» **Description of the task**: Look through the entries below and report how many lines hold the string "JSON". Only the number is wanted.
━━━━━ Given entries ━━━━━
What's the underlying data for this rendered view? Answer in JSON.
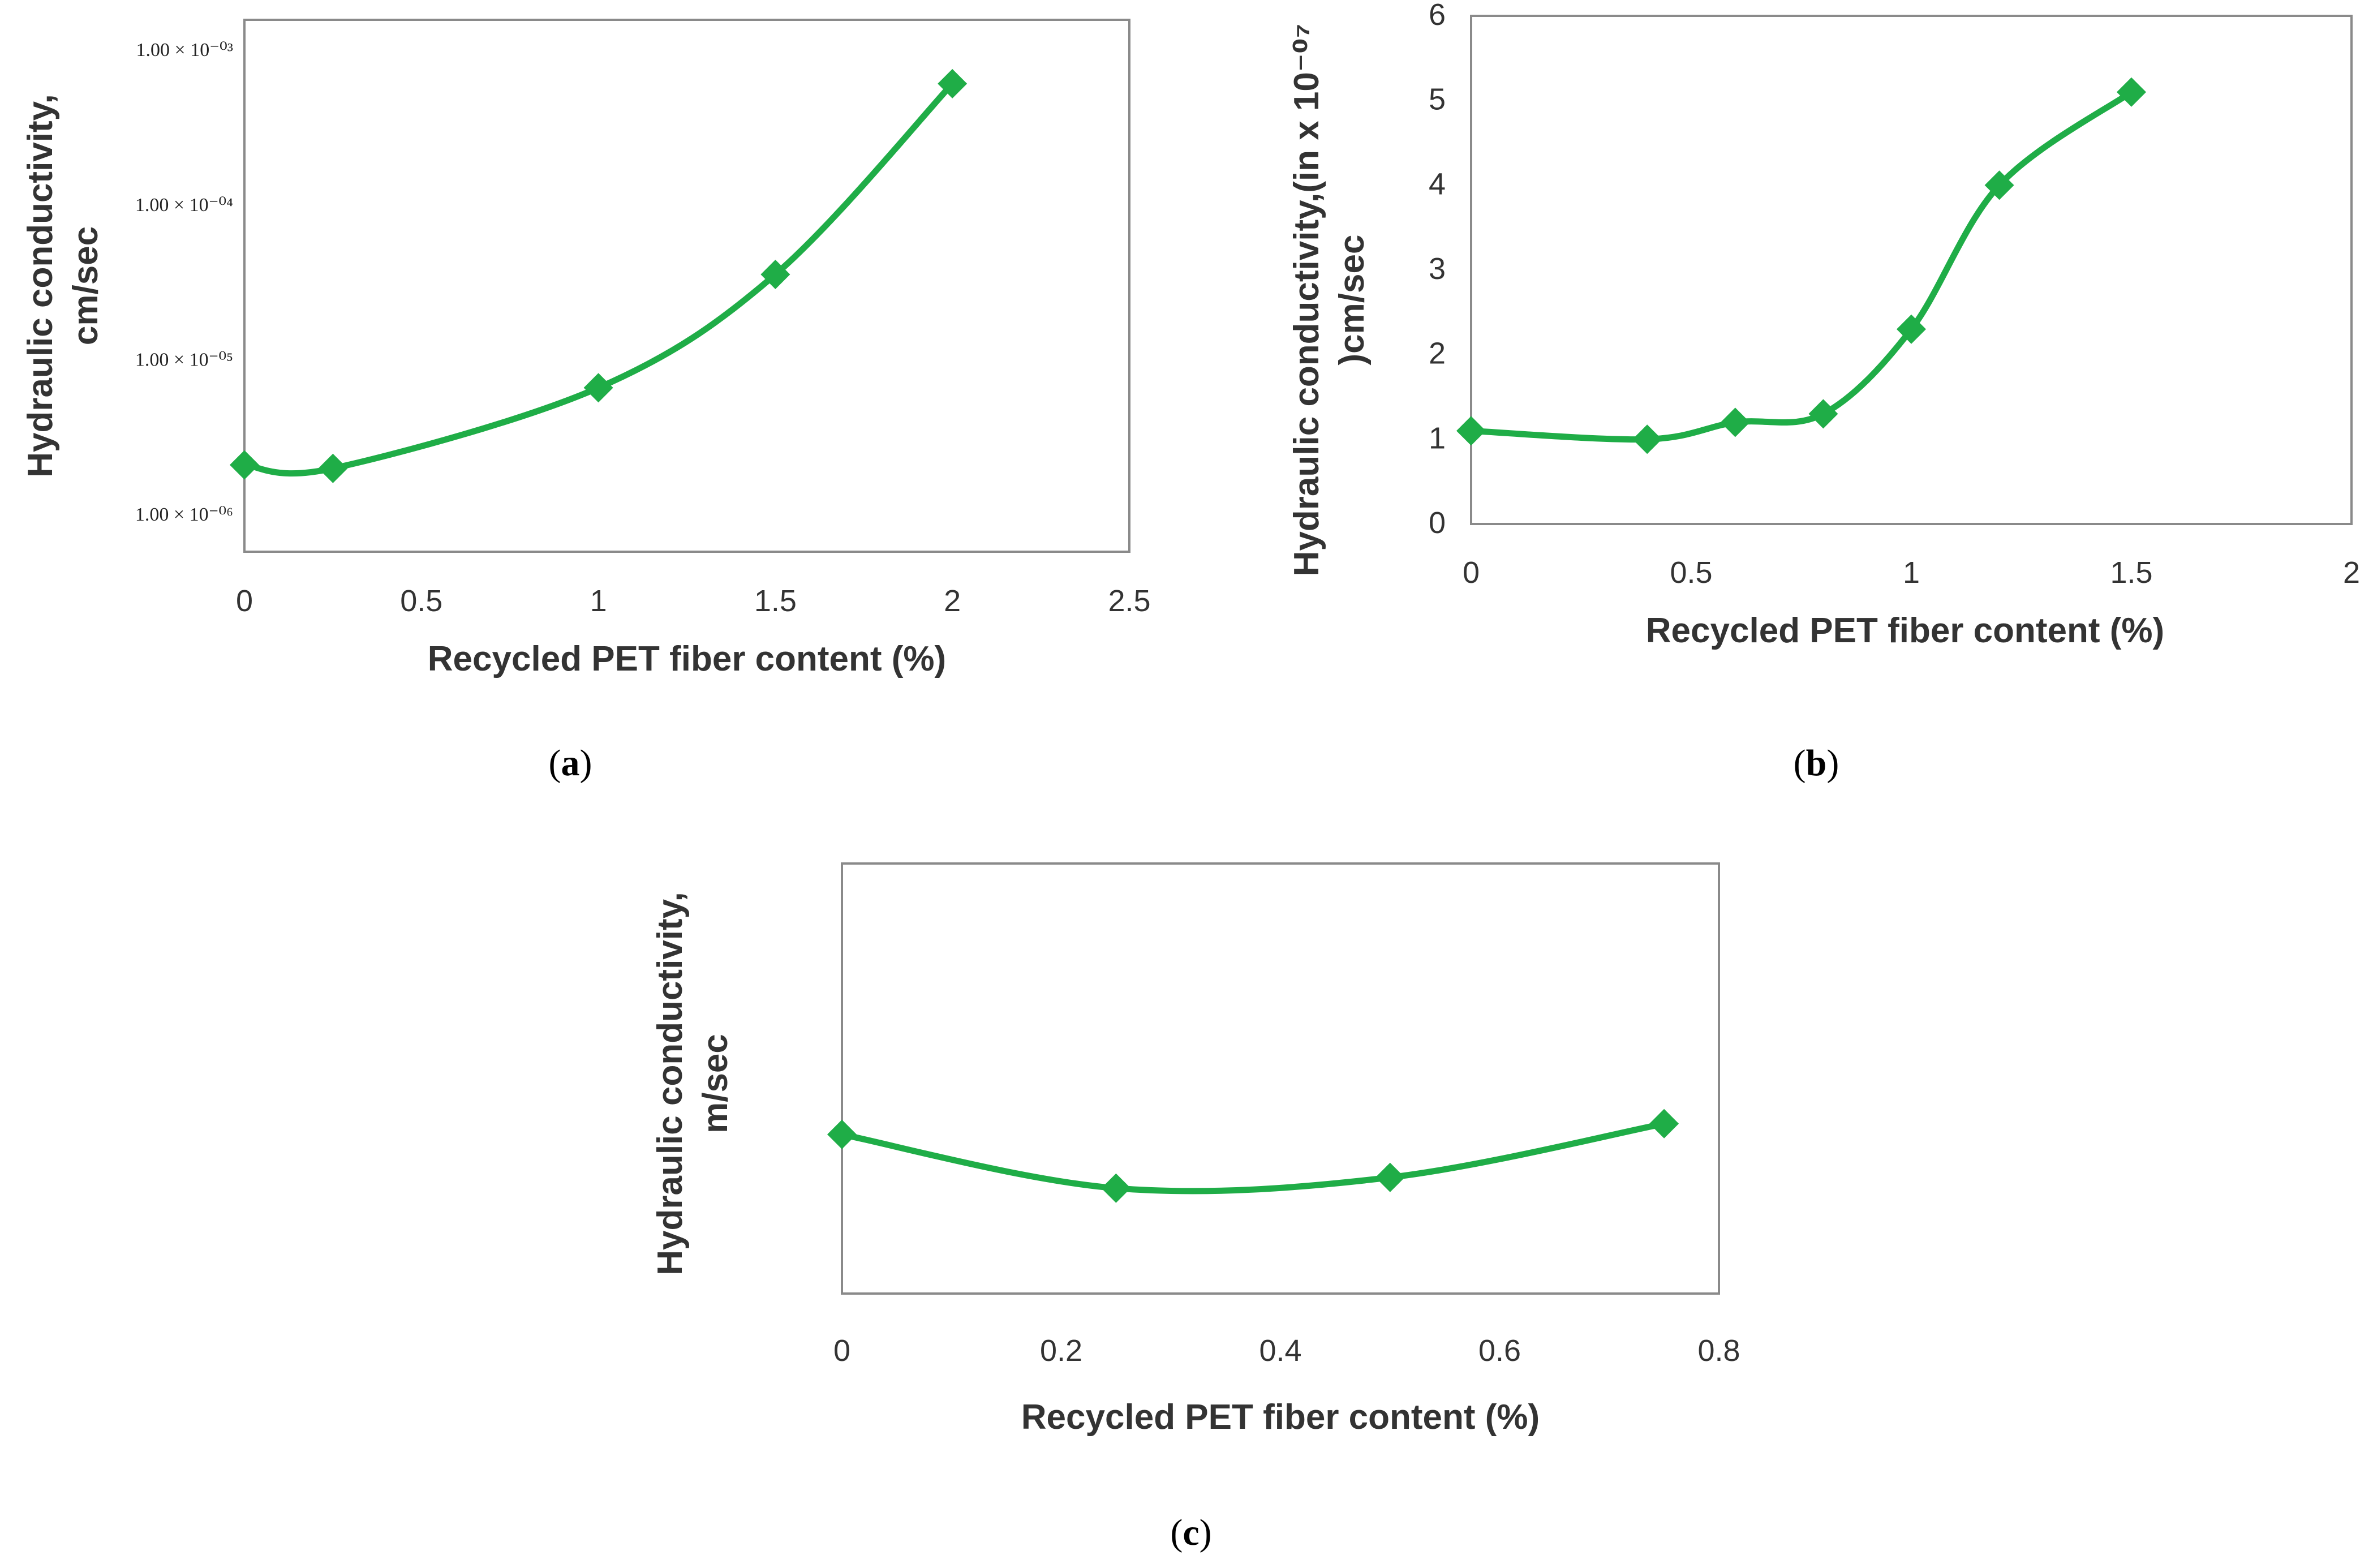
{
  "colors": {
    "series": "#1fad47",
    "frame": "#8a8a8a"
  },
  "chart_data": [
    {
      "panel": "a",
      "caption": "a",
      "type": "line",
      "xlabel": "Recycled PET fiber content (%)",
      "ylabel": [
        "Hydraulic conductivity,",
        "cm/sec"
      ],
      "x_scale": "linear",
      "y_scale": "log",
      "xlim": [
        0,
        2.5
      ],
      "ylim": [
        5.5e-07,
        0.0015
      ],
      "x_ticks": [
        0,
        0.5,
        1,
        1.5,
        2,
        2.5
      ],
      "x_tick_labels": [
        "0",
        "0.5",
        "1",
        "1.5",
        "2",
        "2.5"
      ],
      "y_ticks": [
        1e-06,
        1e-05,
        0.0001,
        0.001
      ],
      "y_tick_labels": [
        "1.00 × 10⁻⁰⁶",
        "1.00 × 10⁻⁰⁵",
        "1.00 × 10⁻⁰⁴",
        "1.00 × 10⁻⁰³"
      ],
      "grid": false,
      "legend": "none",
      "series": [
        {
          "marker": "diamond",
          "x": [
            0,
            0.25,
            1,
            1.5,
            2
          ],
          "y": [
            2e-06,
            1.9e-06,
            6.3e-06,
            3.4e-05,
            0.00058
          ]
        }
      ]
    },
    {
      "panel": "b",
      "caption": "b",
      "type": "line",
      "xlabel": "Recycled PET fiber content (%)",
      "ylabel": [
        "Hydraulic conductivity,(in x 10⁻⁰⁷",
        ")cm/sec"
      ],
      "x_scale": "linear",
      "y_scale": "linear",
      "xlim": [
        0,
        2
      ],
      "ylim": [
        0,
        6
      ],
      "x_ticks": [
        0,
        0.5,
        1,
        1.5,
        2
      ],
      "x_tick_labels": [
        "0",
        "0.5",
        "1",
        "1.5",
        "2"
      ],
      "y_ticks": [
        0,
        1,
        2,
        3,
        4,
        5,
        6
      ],
      "y_tick_labels": [
        "0",
        "1",
        "2",
        "3",
        "4",
        "5",
        "6"
      ],
      "grid": false,
      "legend": "none",
      "series": [
        {
          "marker": "diamond",
          "x": [
            0,
            0.4,
            0.6,
            0.8,
            1,
            1.2,
            1.5
          ],
          "y": [
            1.1,
            1.0,
            1.2,
            1.3,
            2.3,
            4.0,
            5.1
          ]
        }
      ]
    },
    {
      "panel": "c",
      "caption": "c",
      "type": "line",
      "xlabel": "Recycled PET fiber content (%)",
      "ylabel": [
        "Hydraulic conductivity,",
        "m/sec"
      ],
      "x_scale": "linear",
      "y_scale": "linear",
      "xlim": [
        0,
        0.8
      ],
      "ylim": [
        0,
        1
      ],
      "y_axis_note": "no y tick labels shown; y values relative to plot height (0 = bottom, 1 = top)",
      "x_ticks": [
        0,
        0.2,
        0.4,
        0.6,
        0.8
      ],
      "x_tick_labels": [
        "0",
        "0.2",
        "0.4",
        "0.6",
        "0.8"
      ],
      "y_ticks": [],
      "y_tick_labels": [],
      "grid": false,
      "legend": "none",
      "series": [
        {
          "marker": "diamond",
          "x": [
            0,
            0.25,
            0.5,
            0.75
          ],
          "y": [
            0.37,
            0.245,
            0.27,
            0.395
          ]
        }
      ]
    }
  ]
}
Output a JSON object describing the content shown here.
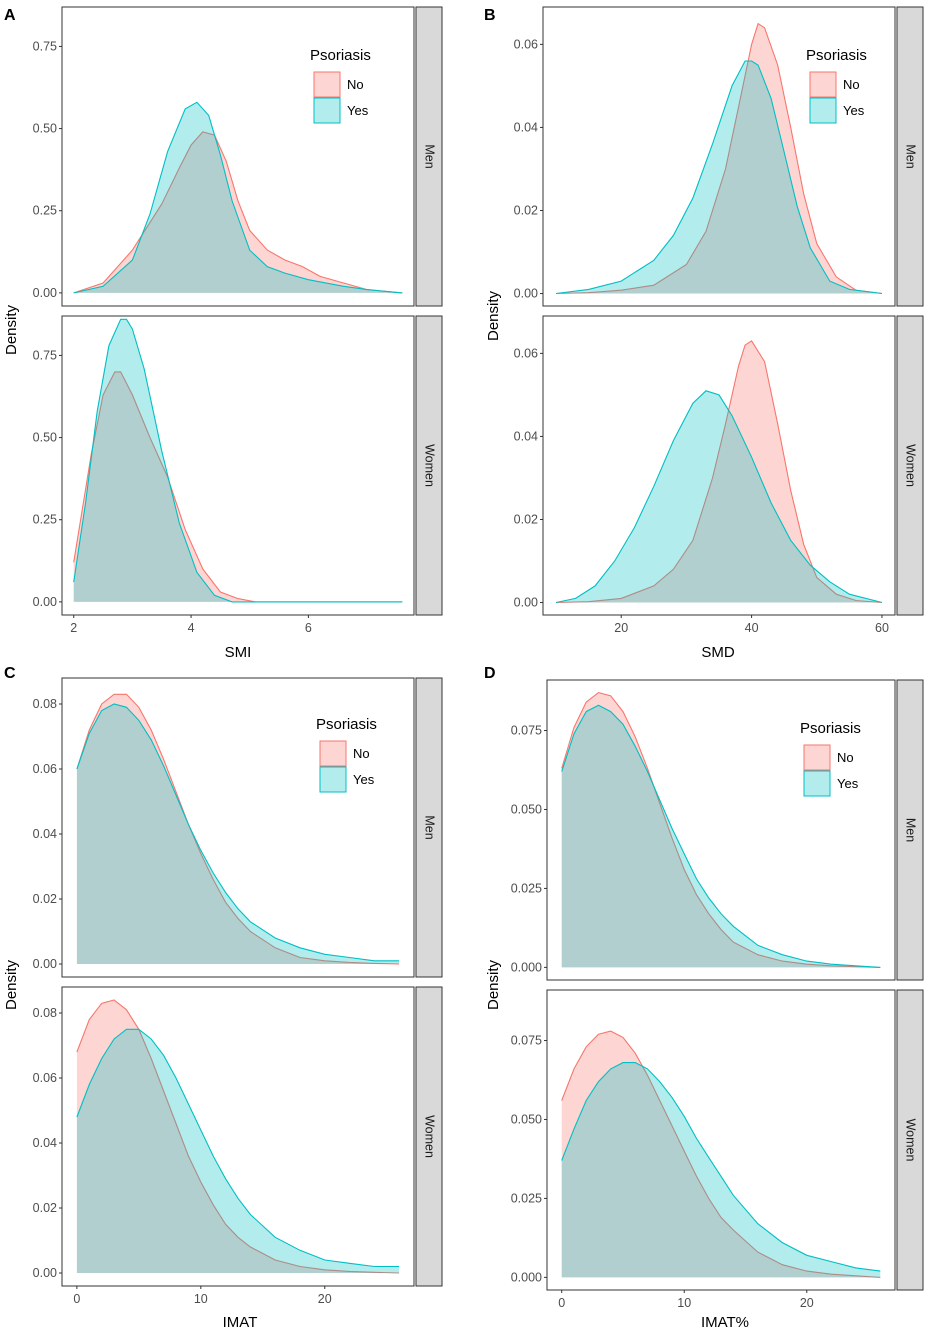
━━━━━
» **Complete output**: 2